RECORDED INFORMATION:
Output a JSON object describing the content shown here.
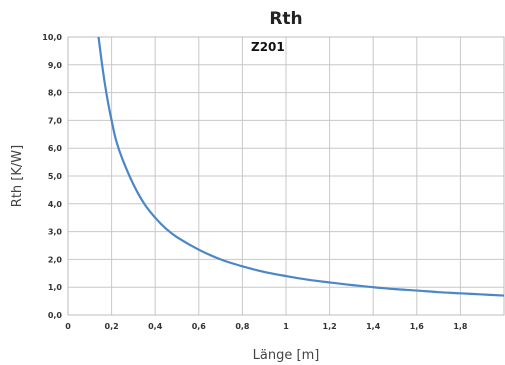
{
  "chart_data": {
    "type": "line",
    "title": "Rth",
    "annotation": "Z201",
    "xlabel": "Länge [m]",
    "ylabel": "Rth [K/W]",
    "xlim": [
      0,
      2.0
    ],
    "ylim": [
      0,
      10
    ],
    "x_ticks": [
      "0",
      "0,2",
      "0,4",
      "0,6",
      "0,8",
      "1",
      "1,2",
      "1,4",
      "1,6",
      "1,8"
    ],
    "y_ticks": [
      "0,0",
      "1,0",
      "2,0",
      "3,0",
      "4,0",
      "5,0",
      "6,0",
      "7,0",
      "8,0",
      "9,0",
      "10,0"
    ],
    "grid": true,
    "legend": "none",
    "line_color": "#4a86c8",
    "series": [
      {
        "x": [
          0.14,
          0.16,
          0.18,
          0.2,
          0.22,
          0.25,
          0.3,
          0.35,
          0.4,
          0.45,
          0.5,
          0.6,
          0.7,
          0.8,
          0.9,
          1.0,
          1.1,
          1.2,
          1.3,
          1.4,
          1.5,
          1.6,
          1.7,
          1.8,
          1.9,
          2.0
        ],
        "y": [
          10.0,
          8.8,
          7.8,
          7.0,
          6.3,
          5.6,
          4.7,
          4.0,
          3.5,
          3.1,
          2.8,
          2.35,
          2.0,
          1.75,
          1.55,
          1.4,
          1.27,
          1.17,
          1.08,
          1.0,
          0.93,
          0.88,
          0.82,
          0.78,
          0.74,
          0.7
        ]
      }
    ]
  }
}
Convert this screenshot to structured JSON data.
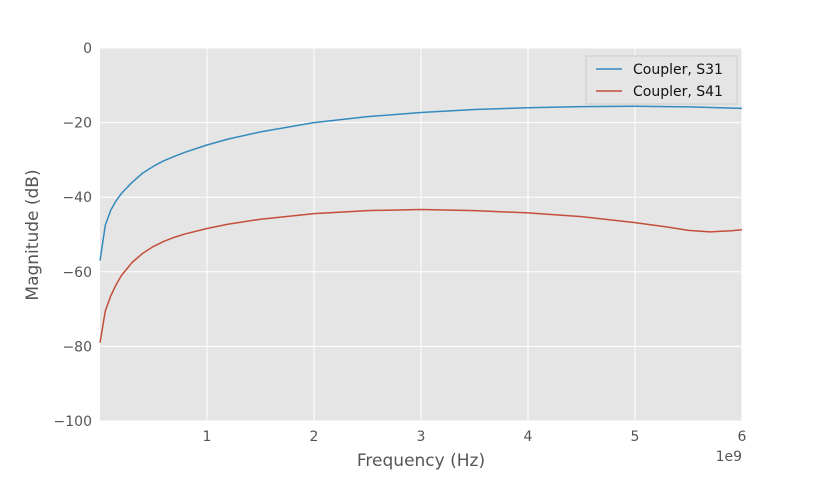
{
  "chart_data": {
    "type": "line",
    "title": "",
    "xlabel": "Frequency (Hz)",
    "ylabel": "Magnitude (dB)",
    "x_offset_label": "1e9",
    "xlim": [
      0,
      6
    ],
    "ylim": [
      -100,
      0
    ],
    "x_ticks": [
      1,
      2,
      3,
      4,
      5,
      6
    ],
    "x_tick_labels": [
      "1",
      "2",
      "3",
      "4",
      "5",
      "6"
    ],
    "y_ticks": [
      0,
      -20,
      -40,
      -60,
      -80,
      -100
    ],
    "y_tick_labels": [
      "0",
      "−20",
      "−40",
      "−60",
      "−80",
      "−100"
    ],
    "grid": true,
    "legend_position": "top-right",
    "series": [
      {
        "name": "Coupler, S31",
        "color": "#348ABD",
        "x": [
          0.0,
          0.05,
          0.1,
          0.15,
          0.2,
          0.3,
          0.4,
          0.5,
          0.6,
          0.7,
          0.8,
          1.0,
          1.2,
          1.5,
          2.0,
          2.5,
          3.0,
          3.5,
          4.0,
          4.5,
          5.0,
          5.5,
          6.0
        ],
        "y": [
          -57.0,
          -47.5,
          -43.5,
          -41.0,
          -39.0,
          -36.0,
          -33.5,
          -31.7,
          -30.2,
          -29.0,
          -27.9,
          -26.0,
          -24.4,
          -22.5,
          -20.0,
          -18.4,
          -17.3,
          -16.5,
          -16.0,
          -15.7,
          -15.6,
          -15.8,
          -16.2
        ]
      },
      {
        "name": "Coupler, S41",
        "color": "#C44E3B",
        "x": [
          0.0,
          0.05,
          0.1,
          0.15,
          0.2,
          0.3,
          0.4,
          0.5,
          0.6,
          0.7,
          0.8,
          1.0,
          1.2,
          1.5,
          2.0,
          2.5,
          3.0,
          3.5,
          4.0,
          4.5,
          5.0,
          5.3,
          5.5,
          5.7,
          5.9,
          6.0
        ],
        "y": [
          -79.0,
          -70.5,
          -66.5,
          -63.5,
          -61.0,
          -57.5,
          -55.0,
          -53.2,
          -51.8,
          -50.7,
          -49.8,
          -48.4,
          -47.2,
          -45.9,
          -44.4,
          -43.6,
          -43.3,
          -43.6,
          -44.2,
          -45.2,
          -46.8,
          -48.0,
          -48.9,
          -49.3,
          -49.0,
          -48.7
        ]
      }
    ]
  }
}
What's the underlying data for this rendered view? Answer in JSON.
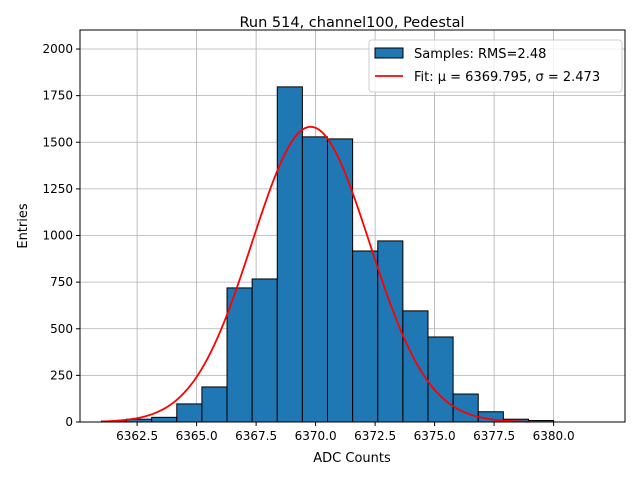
{
  "chart_data": {
    "type": "bar",
    "title": "Run 514, channel100, Pedestal",
    "xlabel": "ADC Counts",
    "ylabel": "Entries",
    "xlim": [
      6360.1,
      6383.0
    ],
    "ylim": [
      0,
      2102
    ],
    "grid": true,
    "legend_position": "top-right",
    "bin_range": [
      6361,
      6380
    ],
    "bin_count": 18,
    "values": [
      5,
      15,
      25,
      97,
      188,
      719,
      767,
      1797,
      1529,
      1518,
      917,
      971,
      596,
      456,
      150,
      55,
      15,
      8
    ],
    "x_ticks": [
      "6362.5",
      "6365.0",
      "6367.5",
      "6370.0",
      "6372.5",
      "6375.0",
      "6377.5",
      "6380.0"
    ],
    "x_tick_values": [
      6362.5,
      6365,
      6367.5,
      6370,
      6372.5,
      6375,
      6377.5,
      6380
    ],
    "y_ticks": [
      "0",
      "250",
      "500",
      "750",
      "1000",
      "1250",
      "1500",
      "1750",
      "2000"
    ],
    "y_tick_values": [
      0,
      250,
      500,
      750,
      1000,
      1250,
      1500,
      1750,
      2000
    ],
    "fit": {
      "amplitude": 1583,
      "mu": 6369.795,
      "sigma": 2.473,
      "range": [
        6361,
        6379
      ]
    },
    "legend": [
      {
        "label": "Samples: RMS=2.48",
        "color": "#1f77b4"
      },
      {
        "label": "Fit: μ = 6369.795, σ = 2.473",
        "color": "#ff0000"
      }
    ]
  }
}
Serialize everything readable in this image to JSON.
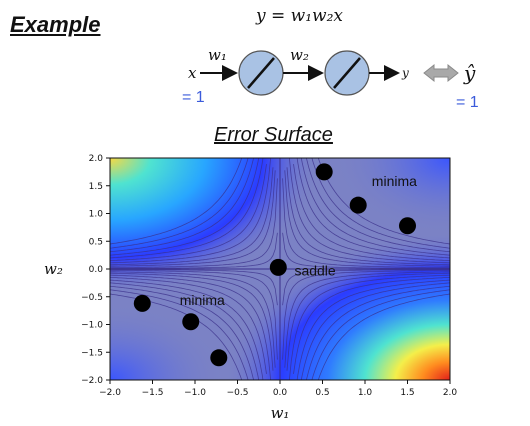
{
  "header": {
    "title": "Example",
    "formula": "y = w₁w₂x"
  },
  "network": {
    "input_label": "x",
    "input_value": "= 1",
    "w1_label": "w₁",
    "w2_label": "w₂",
    "output_label": "y",
    "target_label": "ŷ",
    "target_value": "= 1",
    "value_color": "#3b5bdb"
  },
  "surface": {
    "title": "Error Surface"
  },
  "chart_data": {
    "type": "scatter",
    "title": "",
    "xlabel": "w₁",
    "ylabel": "w₂",
    "xlim": [
      -2.0,
      2.0
    ],
    "ylim": [
      -2.0,
      2.0
    ],
    "xticks": [
      "−2.0",
      "−1.5",
      "−1.0",
      "−0.5",
      "0.0",
      "0.5",
      "1.0",
      "1.5",
      "2.0"
    ],
    "yticks": [
      "2.0",
      "1.5",
      "1.0",
      "0.5",
      "0.0",
      "−0.5",
      "−1.0",
      "−1.5",
      "−2.0"
    ],
    "points": [
      {
        "x": 0.52,
        "y": 1.75
      },
      {
        "x": 0.92,
        "y": 1.15
      },
      {
        "x": 1.5,
        "y": 0.78
      },
      {
        "x": -0.02,
        "y": 0.03
      },
      {
        "x": -1.62,
        "y": -0.62
      },
      {
        "x": -1.05,
        "y": -0.95
      },
      {
        "x": -0.72,
        "y": -1.6
      }
    ],
    "annotations": [
      {
        "text": "minima",
        "x": 1.08,
        "y": 1.5
      },
      {
        "text": "saddle",
        "x": 0.17,
        "y": -0.12
      },
      {
        "text": "minima",
        "x": -1.18,
        "y": -0.65
      }
    ],
    "contour_levels": [
      0.02,
      0.05,
      0.1,
      0.15,
      0.22,
      0.3,
      0.4,
      0.5,
      0.62,
      0.75,
      0.9
    ],
    "colors": {
      "base": "#7b82c5",
      "blue": "#2b3cff",
      "cyan": "#3cd6ff",
      "yellow": "#f6e84a",
      "red": "#e8281e",
      "contour": "#3a2f8a",
      "point": "#000000"
    }
  }
}
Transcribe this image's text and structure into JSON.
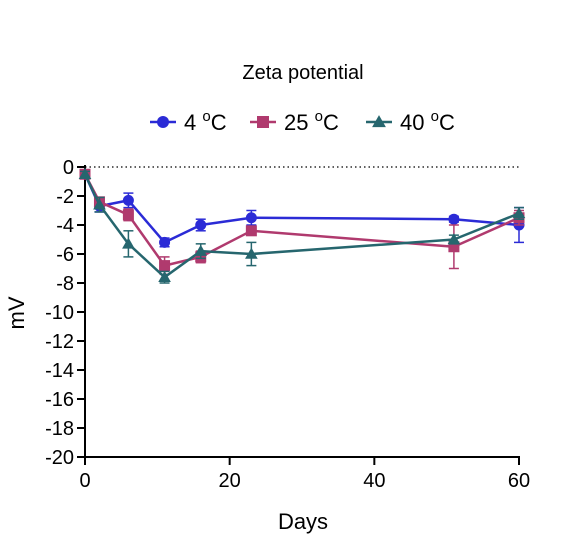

TASK BRIEF:
Leave out the pictures and give the listing above again exactly.

RESULT OF THIS EXERCISE:
Output a JSON object describing the content shown here.
{
  "chart_data": {
    "type": "line",
    "title": "Rth",
    "annotation": "Z201",
    "xlabel": "Länge [m]",
    "ylabel": "Rth [K/W]",
    "xlim": [
      0,
      2.0
    ],
    "ylim": [
      0,
      10
    ],
    "x_ticks": [
      "0",
      "0,2",
      "0,4",
      "0,6",
      "0,8",
      "1",
      "1,2",
      "1,4",
      "1,6",
      "1,8"
    ],
    "y_ticks": [
      "0,0",
      "1,0",
      "2,0",
      "3,0",
      "4,0",
      "5,0",
      "6,0",
      "7,0",
      "8,0",
      "9,0",
      "10,0"
    ],
    "grid": true,
    "legend": "none",
    "line_color": "#4a86c8",
    "series": [
      {
        "x": [
          0.14,
          0.16,
          0.18,
          0.2,
          0.22,
          0.25,
          0.3,
          0.35,
          0.4,
          0.45,
          0.5,
          0.6,
          0.7,
          0.8,
          0.9,
          1.0,
          1.1,
          1.2,
          1.3,
          1.4,
          1.5,
          1.6,
          1.7,
          1.8,
          1.9,
          2.0
        ],
        "y": [
          10.0,
          8.8,
          7.8,
          7.0,
          6.3,
          5.6,
          4.7,
          4.0,
          3.5,
          3.1,
          2.8,
          2.35,
          2.0,
          1.75,
          1.55,
          1.4,
          1.27,
          1.17,
          1.08,
          1.0,
          0.93,
          0.88,
          0.82,
          0.78,
          0.74,
          0.7
        ]
      }
    ]
  }
}
Convert this screenshot to structured JSON data.
{
  "chart_data": {
    "type": "line",
    "title": "",
    "xlabel": "Frequency (Hz)",
    "ylabel": "Magnitude (dB)",
    "x_offset_label": "1e9",
    "xlim": [
      0,
      6
    ],
    "ylim": [
      -100,
      0
    ],
    "x_ticks": [
      1,
      2,
      3,
      4,
      5,
      6
    ],
    "x_tick_labels": [
      "1",
      "2",
      "3",
      "4",
      "5",
      "6"
    ],
    "y_ticks": [
      0,
      -20,
      -40,
      -60,
      -80,
      -100
    ],
    "y_tick_labels": [
      "0",
      "−20",
      "−40",
      "−60",
      "−80",
      "−100"
    ],
    "grid": true,
    "legend_position": "top-right",
    "series": [
      {
        "name": "Coupler, S31",
        "color": "#348ABD",
        "x": [
          0.0,
          0.05,
          0.1,
          0.15,
          0.2,
          0.3,
          0.4,
          0.5,
          0.6,
          0.7,
          0.8,
          1.0,
          1.2,
          1.5,
          2.0,
          2.5,
          3.0,
          3.5,
          4.0,
          4.5,
          5.0,
          5.5,
          6.0
        ],
        "y": [
          -57.0,
          -47.5,
          -43.5,
          -41.0,
          -39.0,
          -36.0,
          -33.5,
          -31.7,
          -30.2,
          -29.0,
          -27.9,
          -26.0,
          -24.4,
          -22.5,
          -20.0,
          -18.4,
          -17.3,
          -16.5,
          -16.0,
          -15.7,
          -15.6,
          -15.8,
          -16.2
        ]
      },
      {
        "name": "Coupler, S41",
        "color": "#C44E3B",
        "x": [
          0.0,
          0.05,
          0.1,
          0.15,
          0.2,
          0.3,
          0.4,
          0.5,
          0.6,
          0.7,
          0.8,
          1.0,
          1.2,
          1.5,
          2.0,
          2.5,
          3.0,
          3.5,
          4.0,
          4.5,
          5.0,
          5.3,
          5.5,
          5.7,
          5.9,
          6.0
        ],
        "y": [
          -79.0,
          -70.5,
          -66.5,
          -63.5,
          -61.0,
          -57.5,
          -55.0,
          -53.2,
          -51.8,
          -50.7,
          -49.8,
          -48.4,
          -47.2,
          -45.9,
          -44.4,
          -43.6,
          -43.3,
          -43.6,
          -44.2,
          -45.2,
          -46.8,
          -48.0,
          -48.9,
          -49.3,
          -49.0,
          -48.7
        ]
      }
    ]
  }
}
What's the underlying data for this rendered view? Answer in JSON.
{
  "chart_data": {
    "type": "bar",
    "title": "Run 514, channel100, Pedestal",
    "xlabel": "ADC Counts",
    "ylabel": "Entries",
    "xlim": [
      6360.1,
      6383.0
    ],
    "ylim": [
      0,
      2102
    ],
    "grid": true,
    "legend_position": "top-right",
    "bin_range": [
      6361,
      6380
    ],
    "bin_count": 18,
    "values": [
      5,
      15,
      25,
      97,
      188,
      719,
      767,
      1797,
      1529,
      1518,
      917,
      971,
      596,
      456,
      150,
      55,
      15,
      8
    ],
    "x_ticks": [
      "6362.5",
      "6365.0",
      "6367.5",
      "6370.0",
      "6372.5",
      "6375.0",
      "6377.5",
      "6380.0"
    ],
    "x_tick_values": [
      6362.5,
      6365,
      6367.5,
      6370,
      6372.5,
      6375,
      6377.5,
      6380
    ],
    "y_ticks": [
      "0",
      "250",
      "500",
      "750",
      "1000",
      "1250",
      "1500",
      "1750",
      "2000"
    ],
    "y_tick_values": [
      0,
      250,
      500,
      750,
      1000,
      1250,
      1500,
      1750,
      2000
    ],
    "fit": {
      "amplitude": 1583,
      "mu": 6369.795,
      "sigma": 2.473,
      "range": [
        6361,
        6379
      ]
    },
    "legend": [
      {
        "label": "Samples: RMS=2.48",
        "color": "#1f77b4"
      },
      {
        "label": "Fit: μ = 6369.795, σ = 2.473",
        "color": "#ff0000"
      }
    ]
  }
}
Serialize everything readable in this image to JSON.
{
  "header": {
    "title": "Example",
    "formula": "y = w₁w₂x"
  },
  "network": {
    "input_label": "x",
    "input_value": "= 1",
    "w1_label": "w₁",
    "w2_label": "w₂",
    "output_label": "y",
    "target_label": "ŷ",
    "target_value": "= 1",
    "value_color": "#3b5bdb"
  },
  "surface": {
    "title": "Error Surface"
  },
  "chart_data": {
    "type": "scatter",
    "title": "",
    "xlabel": "w₁",
    "ylabel": "w₂",
    "xlim": [
      -2.0,
      2.0
    ],
    "ylim": [
      -2.0,
      2.0
    ],
    "xticks": [
      "−2.0",
      "−1.5",
      "−1.0",
      "−0.5",
      "0.0",
      "0.5",
      "1.0",
      "1.5",
      "2.0"
    ],
    "yticks": [
      "2.0",
      "1.5",
      "1.0",
      "0.5",
      "0.0",
      "−0.5",
      "−1.0",
      "−1.5",
      "−2.0"
    ],
    "points": [
      {
        "x": 0.52,
        "y": 1.75
      },
      {
        "x": 0.92,
        "y": 1.15
      },
      {
        "x": 1.5,
        "y": 0.78
      },
      {
        "x": -0.02,
        "y": 0.03
      },
      {
        "x": -1.62,
        "y": -0.62
      },
      {
        "x": -1.05,
        "y": -0.95
      },
      {
        "x": -0.72,
        "y": -1.6
      }
    ],
    "annotations": [
      {
        "text": "minima",
        "x": 1.08,
        "y": 1.5
      },
      {
        "text": "saddle",
        "x": 0.17,
        "y": -0.12
      },
      {
        "text": "minima",
        "x": -1.18,
        "y": -0.65
      }
    ],
    "contour_levels": [
      0.02,
      0.05,
      0.1,
      0.15,
      0.22,
      0.3,
      0.4,
      0.5,
      0.62,
      0.75,
      0.9
    ],
    "colors": {
      "base": "#7b82c5",
      "blue": "#2b3cff",
      "cyan": "#3cd6ff",
      "yellow": "#f6e84a",
      "red": "#e8281e",
      "contour": "#3a2f8a",
      "point": "#000000"
    }
  }
}
Transcribe this image's text and structure into JSON.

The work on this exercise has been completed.